Given task.
Write out each line exactly as given. Leave the pictures out of your copy.

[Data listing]
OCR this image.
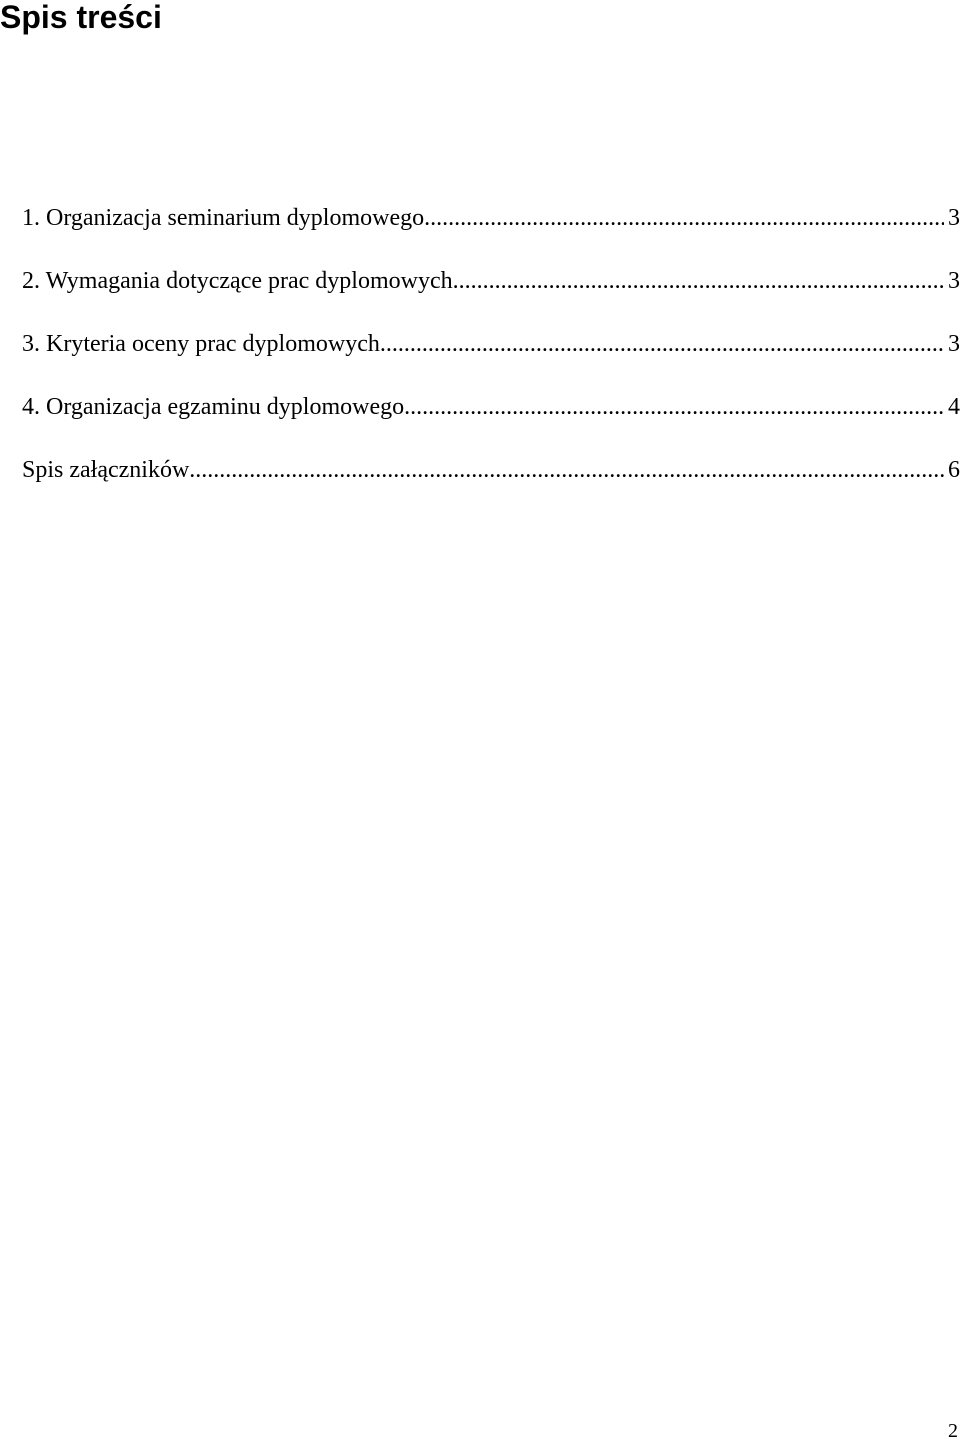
Spis treści
1. Organizacja seminarium dyplomowego .....	3
2. Wymagania dotyczące prac dyplomowych .....	3
3. Kryteria oceny prac dyplomowych .....	3
4. Organizacja egzaminu dyplomowego .....	4
Spis załączników .....	6
2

Exercise response.
OCR this image.
Spis treści
1. Organizacja seminarium dyplomowego .....	3
2. Wymagania dotyczące prac dyplomowych .....	3
3. Kryteria oceny prac dyplomowych .....	3
4. Organizacja egzaminu dyplomowego .....	4
Spis załączników .....	6
2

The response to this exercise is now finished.